Objectif énoncé 1 :: Parmi les lignes de données placées après l'extrait, recopiez à l'identique celles qui vont de la ligne contenant "- category-label: A" jusqu'à la ligne contenant "- value-label: 0 %: [83, 304, 147, 340]", les deux incluses.

Extrait du texte ::

Auteur(s) : Douglas Bryce, Alexander Cobb, Helen Ferrigan

22 décembre 2016

Une récente décision de la Cour fédérale du Canada [disponible en anglais seulement] pourrait avoir d’importantes conséquences sur la conduite de parties commerciales. Au cours du processus de vérification préalable à une opération proposée, il n’est pas rare pour les parties de souhaiter partager des communications privilégiées en vue de conclure l’opération. Au Canada, on a reconnu de plus en plus qu’il était permis aux parties de le faire, sans renoncer au privilège applicable, suivant la notion de « privilège d’intérêt commun ». Dans l’arrêt Minister of National Revenue v. Iggillis Holdings Inc. [disponible en anglais seulement], 2016 FC 1352 (Iggillis), la Cour fédérale a grandement remis cette pratique en question. Si la décision, qui a été portée en appel, devenait un arrêt de principe en la matière, les parties devraient modifier leurs pratiques d’examen préalable et de planification de certaines opérations. En particulier, le partage de communications privilégiées entre des parties à une opération commerciale devra être évité, à moins que les parties ne soient représentées par le même cabinet d’avocats.

Privilège d’intérêt commun

Le privilège du secret professionnel de l’avocat protège les communications entre l’avocat et son client, qui ont pour but d’obtenir ou de donner un avis juridique et que les parties entendent garder confidentielles. Normalement, le fait de partager délibérément une communication privilégiée avec un tiers constitue une renonciation au privilège. En effet, la divulgation d’une communication privilégiée à un tiers est incompatible avec l’idée qu’elle était censée rester confidentielle, principe fondamental du secret professionnel. Cependant, une série de décisions émanant de la Cour fédérale et des cours supérieures des provinces ont reconnu que les parties à une opération commerciale sont autorisées à s’échanger des avis juridiques protégés dans la poursuite de leur intérêt commun à réaliser une opération, sans renoncer au caractère privilégié de la communication. Si les parties avaient un « intérêt commun » dans la conclusion de l’opération, les tribunaux étaient prêts à protéger cet intérêt commun, car il en résulte des avantages économiques et sociaux quand les parties engagées dans une opération commerciale sont libres d’échanger des communications privilégiées sans crainte de compromettre le caractère confidentiel de l’information entourant l’obtention d’un avis juridique[1]. Le privilège d’intérêt commun ne s’applique pas à chaque communication partagée. La question de savoir s’il y a eu ou non renonciation au privilège dépend des faits propres à chaque cas et des attentes des parties.

Données d'entrée ::
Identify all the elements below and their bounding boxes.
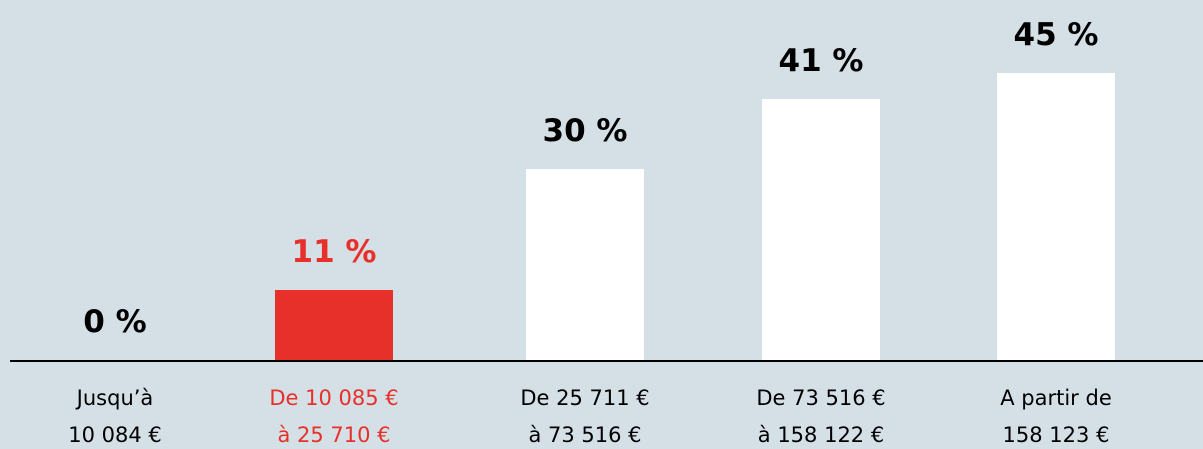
- category-label: A partir de 158 123 €: [1000, 386, 1112, 447]
- bar: [762, 98, 880, 360]
- bar: [526, 168, 644, 360]
- category-label: Jusqu’à 10 084 €: [68, 386, 162, 447]
- category-label: De 25 711 € à 73 516 €: [520, 386, 650, 447]
- value-label: 0 %: [83, 304, 147, 340]
- category-label: De 73 516 € à 158 122 €: [756, 386, 886, 447]
- value-label: 11 %: [291, 233, 377, 270]
- bar: [997, 73, 1115, 360]
- value-label: 41 %: [778, 42, 864, 79]
- category-label: De 10 085 € à 25 710 €: [269, 386, 399, 447]
- baseline: [10, 360, 1203, 362]
- bar: [275, 289, 393, 360]
- value-label: 30 %: [542, 112, 628, 149]
- value-label: 45 %: [1013, 17, 1099, 53]
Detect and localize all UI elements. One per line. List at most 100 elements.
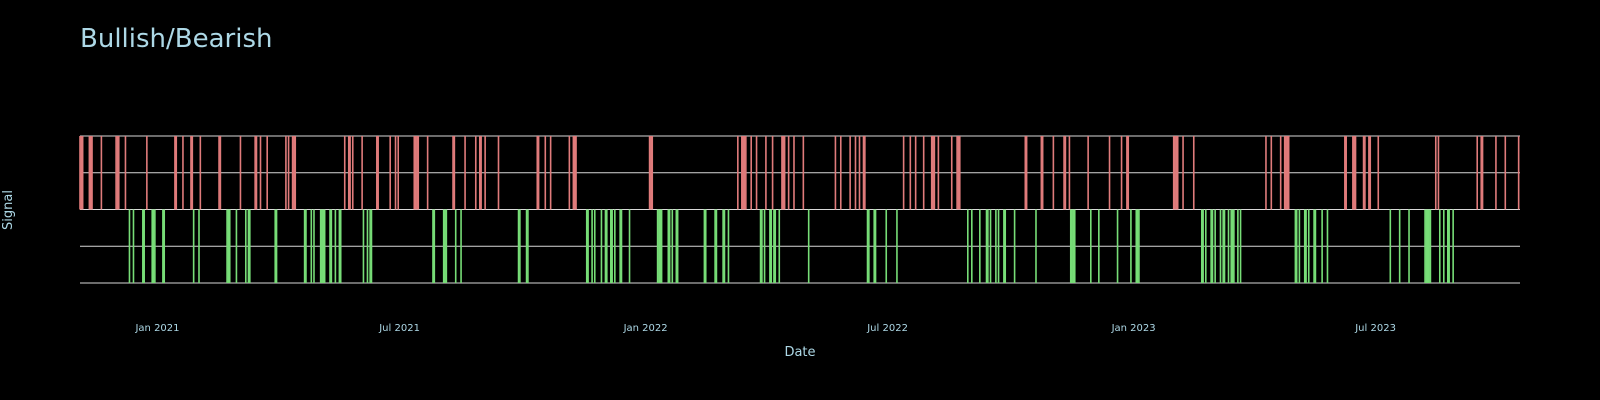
bullish-bar [432,209,434,283]
bullish-bar [313,209,315,283]
bearish-bar [1064,136,1067,210]
bullish-bar [1223,209,1226,283]
bearish-bar [453,136,456,210]
bearish-bar [116,136,119,210]
bullish-bar [671,209,674,283]
bearish-bar [834,136,837,210]
bearish-bar [650,136,652,210]
bearish-bar [1286,136,1289,210]
bearish-bar [932,136,934,210]
bullish-bar [433,209,436,283]
bearish-bar [291,136,294,210]
bearish-bar [1040,136,1043,210]
bearish-bar [1368,136,1370,210]
bullish-bar [226,209,228,283]
bullish-bar [866,209,869,283]
bearish-bar [1176,136,1179,210]
bullish-bar [715,209,718,283]
bearish-bar [933,136,936,210]
bullish-bar [362,209,365,283]
bearish-bar [1364,136,1366,210]
bullish-bar [227,209,230,283]
bearish-bar [175,136,178,210]
bullish-bar [1004,209,1007,283]
bearish-bar [745,136,747,210]
bearish-bar [755,136,758,210]
bearish-bar [464,136,466,210]
bearish-bar [742,136,744,210]
bearish-bar [575,136,577,210]
bullish-bar [1090,209,1092,283]
bullish-bar [774,209,777,283]
bearish-bar [416,136,418,210]
bearish-bar [124,136,127,210]
bullish-bar [987,209,989,283]
bullish-bar [675,209,678,283]
bullish-bar [659,209,662,283]
bullish-bar [1314,209,1317,283]
bullish-bar [1098,209,1100,283]
bearish-bar [239,136,242,210]
bullish-bar [668,209,671,283]
x-tick-label: Jul 2022 [866,323,908,334]
bullish-bar [517,209,520,283]
bullish-bar [442,209,445,283]
bullish-bar [1438,209,1441,283]
bearish-bar [191,136,194,210]
bullish-bar [1214,209,1216,283]
bullish-bar [334,209,337,283]
bearish-bar [1476,136,1479,210]
bullish-bar [527,209,529,283]
bearish-bar [839,136,842,210]
bearish-bar [573,136,576,210]
bullish-bar [235,209,238,283]
bearish-bar [1087,136,1089,210]
bearish-bar [413,136,416,210]
bearish-bar [572,136,575,210]
bearish-bar [478,136,481,210]
bullish-bar [151,209,153,283]
bearish-bar [781,136,783,210]
bearish-bar [1172,136,1175,210]
bullish-bar [1429,209,1432,283]
bearish-bar [1025,136,1028,210]
bearish-bar [957,136,960,210]
bearish-bar [426,136,429,210]
y-axis-label: Signal [1,190,16,230]
bearish-bar [474,136,477,210]
bullish-bar [330,209,333,283]
bullish-bar [591,209,593,283]
bullish-bar [1448,209,1450,283]
bearish-bar [956,136,958,210]
bearish-bar [782,136,785,210]
bullish-bar [985,209,988,283]
bullish-bar [444,209,446,283]
bearish-bar [1345,136,1347,210]
bullish-bar [1326,209,1329,283]
bearish-bar [343,136,346,210]
x-axis-ticks: Jan 2021 Jul 2021 Jan 2022 Jul 2022 Jan 2023… [134,323,1395,334]
bullish-bar [727,209,730,283]
bullish-bar [366,209,369,283]
bullish-bar [1307,209,1310,283]
bullish-bar [1130,209,1132,283]
bearish-bar [1362,136,1365,210]
bullish-bar [868,209,870,283]
bearish-bar [115,136,117,210]
bearish-bar [417,136,420,210]
bearish-bar [219,136,222,210]
bullish-bar [997,209,1000,283]
bearish-bar [349,136,351,210]
bullish-bar [1447,209,1449,283]
bearish-bar [89,136,92,210]
bullish-bar [1136,209,1139,283]
bearish-bar [568,136,571,210]
bearish-bar [199,136,202,210]
bearish-bar [1283,136,1286,210]
bullish-bar [807,209,810,283]
bearish-bar [902,136,905,210]
bullish-bar [1202,209,1204,283]
bullish-bar [600,209,603,283]
bullish-bar [656,209,659,283]
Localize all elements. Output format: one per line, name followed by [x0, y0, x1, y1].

Objectif énoncé 2 :: Selon l'extrait sur le privilège d'intérêt commun, quelle juridiction a rendu la décision Iggillis ?

Réponse rédigée 1 ::
- category-label: A partir de 158 123 €: [1000, 386, 1112, 447]
- bar: [762, 98, 880, 360]
- bar: [526, 168, 644, 360]
- category-label: Jusqu’à 10 084 €: [68, 386, 162, 447]
- category-label: De 25 711 € à 73 516 €: [520, 386, 650, 447]
- value-label: 0 %: [83, 304, 147, 340]

Réponse rédigée 2 :: La Cour fédérale du Canada.